• What is expected: Go through the listing beneath this task and return every line that carries the string "days".

• Material provided:

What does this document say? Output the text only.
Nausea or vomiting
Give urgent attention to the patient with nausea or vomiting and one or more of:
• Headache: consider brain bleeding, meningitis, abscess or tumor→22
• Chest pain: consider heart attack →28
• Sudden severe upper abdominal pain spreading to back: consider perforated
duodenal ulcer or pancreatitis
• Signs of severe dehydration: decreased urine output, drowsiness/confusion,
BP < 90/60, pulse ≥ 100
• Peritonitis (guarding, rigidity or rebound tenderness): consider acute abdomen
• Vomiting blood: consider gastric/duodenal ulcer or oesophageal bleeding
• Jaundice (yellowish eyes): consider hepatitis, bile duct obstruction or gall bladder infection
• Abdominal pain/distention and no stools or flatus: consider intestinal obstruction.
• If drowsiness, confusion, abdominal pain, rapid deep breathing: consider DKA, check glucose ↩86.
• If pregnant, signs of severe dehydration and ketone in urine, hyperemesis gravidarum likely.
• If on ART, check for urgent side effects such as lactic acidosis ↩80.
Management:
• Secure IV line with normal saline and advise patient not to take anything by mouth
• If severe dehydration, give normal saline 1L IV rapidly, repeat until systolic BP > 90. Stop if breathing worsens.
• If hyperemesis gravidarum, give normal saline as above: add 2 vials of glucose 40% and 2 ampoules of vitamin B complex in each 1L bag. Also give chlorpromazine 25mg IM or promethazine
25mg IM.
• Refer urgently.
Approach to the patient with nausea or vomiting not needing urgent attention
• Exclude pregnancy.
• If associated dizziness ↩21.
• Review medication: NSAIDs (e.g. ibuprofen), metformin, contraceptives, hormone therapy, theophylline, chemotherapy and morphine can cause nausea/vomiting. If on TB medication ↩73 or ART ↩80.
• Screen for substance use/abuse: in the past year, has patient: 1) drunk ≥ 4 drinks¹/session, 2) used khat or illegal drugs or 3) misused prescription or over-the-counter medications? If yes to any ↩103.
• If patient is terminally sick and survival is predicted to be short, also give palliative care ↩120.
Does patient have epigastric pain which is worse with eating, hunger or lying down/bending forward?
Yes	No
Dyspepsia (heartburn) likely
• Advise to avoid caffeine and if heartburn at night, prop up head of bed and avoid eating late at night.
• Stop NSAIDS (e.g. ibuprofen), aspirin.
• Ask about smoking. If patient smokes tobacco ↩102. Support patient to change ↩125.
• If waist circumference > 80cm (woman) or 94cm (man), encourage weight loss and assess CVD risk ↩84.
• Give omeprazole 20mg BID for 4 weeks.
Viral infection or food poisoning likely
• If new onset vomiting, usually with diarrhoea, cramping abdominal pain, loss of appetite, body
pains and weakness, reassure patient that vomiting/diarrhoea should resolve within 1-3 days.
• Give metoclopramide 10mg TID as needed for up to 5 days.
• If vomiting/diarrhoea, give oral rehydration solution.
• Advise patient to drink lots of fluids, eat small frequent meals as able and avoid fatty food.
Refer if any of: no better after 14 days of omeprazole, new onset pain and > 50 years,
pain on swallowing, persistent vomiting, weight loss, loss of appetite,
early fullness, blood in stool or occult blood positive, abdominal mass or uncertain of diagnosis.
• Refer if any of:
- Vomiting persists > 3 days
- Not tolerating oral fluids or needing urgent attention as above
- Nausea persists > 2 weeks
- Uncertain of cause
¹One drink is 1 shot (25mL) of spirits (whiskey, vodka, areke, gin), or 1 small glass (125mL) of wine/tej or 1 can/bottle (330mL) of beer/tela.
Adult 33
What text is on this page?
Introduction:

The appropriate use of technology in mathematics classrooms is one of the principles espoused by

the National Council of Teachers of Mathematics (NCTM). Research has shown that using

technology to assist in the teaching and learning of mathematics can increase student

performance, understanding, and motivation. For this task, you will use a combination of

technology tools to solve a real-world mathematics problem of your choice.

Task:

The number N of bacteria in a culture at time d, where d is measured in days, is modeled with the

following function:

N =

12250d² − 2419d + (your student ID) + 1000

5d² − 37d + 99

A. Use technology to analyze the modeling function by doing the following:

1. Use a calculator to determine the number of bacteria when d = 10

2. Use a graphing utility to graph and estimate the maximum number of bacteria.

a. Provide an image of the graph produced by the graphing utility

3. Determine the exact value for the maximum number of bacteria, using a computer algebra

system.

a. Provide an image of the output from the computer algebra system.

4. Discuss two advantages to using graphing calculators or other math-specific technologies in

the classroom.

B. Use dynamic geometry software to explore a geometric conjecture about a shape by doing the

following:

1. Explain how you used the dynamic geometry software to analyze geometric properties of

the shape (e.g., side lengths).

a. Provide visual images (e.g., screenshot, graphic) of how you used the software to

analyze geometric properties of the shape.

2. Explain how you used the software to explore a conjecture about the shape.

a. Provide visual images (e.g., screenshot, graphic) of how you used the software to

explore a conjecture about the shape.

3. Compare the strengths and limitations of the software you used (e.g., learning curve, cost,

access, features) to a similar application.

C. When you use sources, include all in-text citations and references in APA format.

• Answer for this exercise:
pains and weakness, reassure patient that vomiting/diarrhoea should resolve within 1-3 days.
• Give metoclopramide 10mg TID as needed for up to 5 days.
Refer if any of: no better after 14 days of omeprazole, new onset pain and > 50 years,
- Vomiting persists > 3 days
The number N of bacteria in a culture at time d, where d is measured in days, is modeled with the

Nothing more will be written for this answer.